Document text:
-=-=-=-=-

BlackRock made a number of other substantive changes, some of which may affect voting behaviors and impact vote support for management proposals, including:
- The overboarding guideline of a maximum of two total boards for public company CEOs has been expanded to include all public company executives (the overboarding guideline for non-executive directors remains unchanged at four total boards).
- BlackRock is more likely to support shareholder proposals related to corporate political activities if it identifies a misalignment between the company’s stated positions on policy matters material to its strategy and the positions taken by industry groups of which it is a member. This approach is explained in a separately updated commentary which outlines BlackRock's perspective on activities and disclosure related to political spending and lobbying. This document includes insight into the type of information it expects companies to disclose such as the purpose of the company’s contributions and engagement in lobbying, how the activities align with strategy and or goals of public participation, and board oversight for monitoring such activities.
- A new section on virtual shareholder meetings outlines BlackRock’s expectations that shareholders should be afforded meaningful opportunities to participate and interact with the board and management and be allowed to voice concerns and provide feedback without undue censorship.

-=-=-=-=-

Task goal: Continue the text on BlackRock's updated voting guidelines from where it stops. The listing that follows is taken from a separate source.

-=-=-=-=-

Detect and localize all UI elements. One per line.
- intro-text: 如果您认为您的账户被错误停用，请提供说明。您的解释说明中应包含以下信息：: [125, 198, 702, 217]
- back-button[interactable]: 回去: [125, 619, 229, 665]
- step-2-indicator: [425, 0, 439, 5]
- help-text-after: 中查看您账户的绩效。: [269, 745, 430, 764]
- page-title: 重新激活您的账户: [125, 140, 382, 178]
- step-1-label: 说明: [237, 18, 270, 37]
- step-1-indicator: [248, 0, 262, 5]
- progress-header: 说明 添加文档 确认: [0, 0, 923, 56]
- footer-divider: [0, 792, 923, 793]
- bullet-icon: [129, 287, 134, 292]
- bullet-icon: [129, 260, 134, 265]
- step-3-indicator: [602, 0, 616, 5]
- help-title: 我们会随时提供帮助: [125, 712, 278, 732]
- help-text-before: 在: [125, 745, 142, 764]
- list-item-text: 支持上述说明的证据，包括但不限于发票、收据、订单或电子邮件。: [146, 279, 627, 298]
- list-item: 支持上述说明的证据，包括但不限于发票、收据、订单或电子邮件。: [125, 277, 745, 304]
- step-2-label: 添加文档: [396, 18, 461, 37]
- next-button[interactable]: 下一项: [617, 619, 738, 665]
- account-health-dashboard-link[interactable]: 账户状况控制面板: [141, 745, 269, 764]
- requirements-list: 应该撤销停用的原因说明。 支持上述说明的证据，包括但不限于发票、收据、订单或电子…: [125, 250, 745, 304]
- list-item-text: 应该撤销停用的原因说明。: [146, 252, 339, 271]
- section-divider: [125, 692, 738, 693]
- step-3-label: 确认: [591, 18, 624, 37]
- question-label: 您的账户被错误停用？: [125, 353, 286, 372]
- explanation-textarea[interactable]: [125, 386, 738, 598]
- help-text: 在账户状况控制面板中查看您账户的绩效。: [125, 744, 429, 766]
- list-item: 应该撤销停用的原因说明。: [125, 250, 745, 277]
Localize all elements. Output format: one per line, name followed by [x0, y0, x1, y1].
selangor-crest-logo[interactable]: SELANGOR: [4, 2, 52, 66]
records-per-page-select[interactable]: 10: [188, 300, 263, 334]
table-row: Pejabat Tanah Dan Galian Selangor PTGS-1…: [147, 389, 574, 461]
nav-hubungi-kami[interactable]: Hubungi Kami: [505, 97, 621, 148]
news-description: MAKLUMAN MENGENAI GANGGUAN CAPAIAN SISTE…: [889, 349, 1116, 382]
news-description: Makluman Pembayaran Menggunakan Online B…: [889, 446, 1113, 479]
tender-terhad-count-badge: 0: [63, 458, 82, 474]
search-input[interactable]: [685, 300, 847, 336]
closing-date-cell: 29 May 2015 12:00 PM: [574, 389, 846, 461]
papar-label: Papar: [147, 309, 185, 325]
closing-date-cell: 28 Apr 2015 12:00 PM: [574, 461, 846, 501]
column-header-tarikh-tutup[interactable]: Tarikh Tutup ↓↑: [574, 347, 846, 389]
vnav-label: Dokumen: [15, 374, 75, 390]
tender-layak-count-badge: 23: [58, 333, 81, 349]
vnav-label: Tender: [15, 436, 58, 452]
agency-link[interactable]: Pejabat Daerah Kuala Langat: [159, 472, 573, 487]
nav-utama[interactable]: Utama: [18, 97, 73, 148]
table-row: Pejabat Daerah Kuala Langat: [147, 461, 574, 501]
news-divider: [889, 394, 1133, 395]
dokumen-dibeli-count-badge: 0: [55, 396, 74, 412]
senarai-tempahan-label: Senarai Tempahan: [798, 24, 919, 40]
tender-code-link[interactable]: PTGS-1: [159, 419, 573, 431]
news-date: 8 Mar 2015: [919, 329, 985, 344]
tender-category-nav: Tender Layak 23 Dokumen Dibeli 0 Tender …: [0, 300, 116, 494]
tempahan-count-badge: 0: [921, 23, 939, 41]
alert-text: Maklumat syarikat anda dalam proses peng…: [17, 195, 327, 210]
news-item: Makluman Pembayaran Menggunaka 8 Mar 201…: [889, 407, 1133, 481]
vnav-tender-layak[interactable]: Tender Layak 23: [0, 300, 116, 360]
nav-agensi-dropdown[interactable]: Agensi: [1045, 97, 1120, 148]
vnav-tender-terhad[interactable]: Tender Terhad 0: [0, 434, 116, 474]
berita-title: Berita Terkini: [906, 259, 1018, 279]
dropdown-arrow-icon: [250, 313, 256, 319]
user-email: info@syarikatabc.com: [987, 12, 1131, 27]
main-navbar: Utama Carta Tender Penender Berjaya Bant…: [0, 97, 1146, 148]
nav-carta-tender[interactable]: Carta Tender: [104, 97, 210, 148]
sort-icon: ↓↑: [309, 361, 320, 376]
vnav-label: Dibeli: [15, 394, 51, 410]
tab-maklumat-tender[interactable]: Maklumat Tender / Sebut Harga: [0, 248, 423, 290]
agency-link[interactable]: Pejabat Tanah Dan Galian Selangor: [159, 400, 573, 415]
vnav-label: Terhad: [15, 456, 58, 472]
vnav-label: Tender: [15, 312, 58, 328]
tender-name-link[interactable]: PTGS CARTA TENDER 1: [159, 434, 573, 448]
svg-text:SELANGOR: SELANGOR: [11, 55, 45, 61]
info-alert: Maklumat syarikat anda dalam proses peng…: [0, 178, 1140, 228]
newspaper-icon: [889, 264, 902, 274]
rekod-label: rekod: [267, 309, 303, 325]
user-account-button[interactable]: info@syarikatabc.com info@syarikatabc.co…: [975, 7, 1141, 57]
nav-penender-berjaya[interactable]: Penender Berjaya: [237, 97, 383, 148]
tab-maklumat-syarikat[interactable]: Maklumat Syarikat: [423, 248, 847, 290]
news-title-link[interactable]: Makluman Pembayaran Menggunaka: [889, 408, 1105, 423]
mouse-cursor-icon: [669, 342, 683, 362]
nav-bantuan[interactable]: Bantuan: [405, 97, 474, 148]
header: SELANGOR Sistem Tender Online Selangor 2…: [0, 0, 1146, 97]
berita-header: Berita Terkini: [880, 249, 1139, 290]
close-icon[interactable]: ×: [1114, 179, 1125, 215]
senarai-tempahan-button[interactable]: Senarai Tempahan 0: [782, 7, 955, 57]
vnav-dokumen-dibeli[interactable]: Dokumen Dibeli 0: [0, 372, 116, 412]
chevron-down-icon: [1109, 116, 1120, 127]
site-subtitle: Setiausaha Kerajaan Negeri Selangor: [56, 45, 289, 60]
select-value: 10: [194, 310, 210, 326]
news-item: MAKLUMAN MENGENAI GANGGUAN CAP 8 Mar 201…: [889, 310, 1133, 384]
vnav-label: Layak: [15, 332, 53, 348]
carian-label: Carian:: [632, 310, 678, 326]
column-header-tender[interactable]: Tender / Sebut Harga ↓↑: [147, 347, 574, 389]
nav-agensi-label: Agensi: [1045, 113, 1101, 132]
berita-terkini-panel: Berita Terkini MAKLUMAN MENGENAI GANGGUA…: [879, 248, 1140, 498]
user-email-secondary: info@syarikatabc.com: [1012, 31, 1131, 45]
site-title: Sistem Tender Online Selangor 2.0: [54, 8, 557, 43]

-=-=-=-=-

Output for this exercise:
Finally, there are a number of more narrowly targeted refinements to guidelines, including:
- The guideline on director attendance has been clarified to include multi-year patterns of poor attendance or single year attendance issues with no disclosed rationale.
- Ownership stake and the holding period of the dissident are additional factors that will be considered in the evaluation of contested director elections.
- Further guidance on factors that will be considered in mergers, acquisitions, asset sales, and other special transactions, including the explanation for the economic and strategic rationale of the transaction and the degree that it enhances long-term shareholder value.
- Removal of language stating that BlackRock will normally support advisory proposals on golden parachutes, indicating that it may be less supportive of such proposals.